The records:
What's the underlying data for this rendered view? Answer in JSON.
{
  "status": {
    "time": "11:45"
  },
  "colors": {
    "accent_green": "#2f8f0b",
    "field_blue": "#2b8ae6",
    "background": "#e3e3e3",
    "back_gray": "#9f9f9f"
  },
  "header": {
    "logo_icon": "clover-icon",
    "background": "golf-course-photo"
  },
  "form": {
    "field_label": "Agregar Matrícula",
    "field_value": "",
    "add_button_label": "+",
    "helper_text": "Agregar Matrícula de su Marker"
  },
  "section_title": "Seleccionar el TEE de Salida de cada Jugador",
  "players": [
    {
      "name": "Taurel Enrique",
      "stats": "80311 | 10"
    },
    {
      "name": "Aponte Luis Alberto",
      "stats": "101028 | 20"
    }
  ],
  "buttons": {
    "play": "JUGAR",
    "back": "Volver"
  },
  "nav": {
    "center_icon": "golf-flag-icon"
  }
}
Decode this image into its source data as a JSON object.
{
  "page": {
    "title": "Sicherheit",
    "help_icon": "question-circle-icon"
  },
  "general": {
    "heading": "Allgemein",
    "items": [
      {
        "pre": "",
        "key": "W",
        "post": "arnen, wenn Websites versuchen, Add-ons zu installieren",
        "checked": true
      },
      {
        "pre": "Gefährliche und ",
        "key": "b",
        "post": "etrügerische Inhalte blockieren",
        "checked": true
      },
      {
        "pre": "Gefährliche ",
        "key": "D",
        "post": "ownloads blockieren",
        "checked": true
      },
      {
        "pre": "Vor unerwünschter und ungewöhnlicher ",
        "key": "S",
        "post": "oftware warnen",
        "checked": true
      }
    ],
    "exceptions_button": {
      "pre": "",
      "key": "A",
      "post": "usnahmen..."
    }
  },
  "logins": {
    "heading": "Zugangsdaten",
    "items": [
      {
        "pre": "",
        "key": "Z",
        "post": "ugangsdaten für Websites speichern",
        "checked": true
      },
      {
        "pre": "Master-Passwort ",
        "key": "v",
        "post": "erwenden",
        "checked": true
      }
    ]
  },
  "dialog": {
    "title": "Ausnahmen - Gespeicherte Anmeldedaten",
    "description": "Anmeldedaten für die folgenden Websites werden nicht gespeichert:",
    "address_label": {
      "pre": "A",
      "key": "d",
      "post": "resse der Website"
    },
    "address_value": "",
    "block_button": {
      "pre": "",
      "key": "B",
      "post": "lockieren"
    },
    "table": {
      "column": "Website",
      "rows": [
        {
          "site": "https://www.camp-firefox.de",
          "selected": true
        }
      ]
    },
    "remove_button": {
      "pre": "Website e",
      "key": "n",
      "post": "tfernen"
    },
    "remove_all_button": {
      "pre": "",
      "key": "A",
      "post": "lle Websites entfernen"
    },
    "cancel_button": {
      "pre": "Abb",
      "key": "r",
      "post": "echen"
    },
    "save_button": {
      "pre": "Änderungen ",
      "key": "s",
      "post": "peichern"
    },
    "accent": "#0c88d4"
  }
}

Request:
Determine how many lines of the entries above carry the string "Anmeldedaten", and give that number alone.

Written solution:
2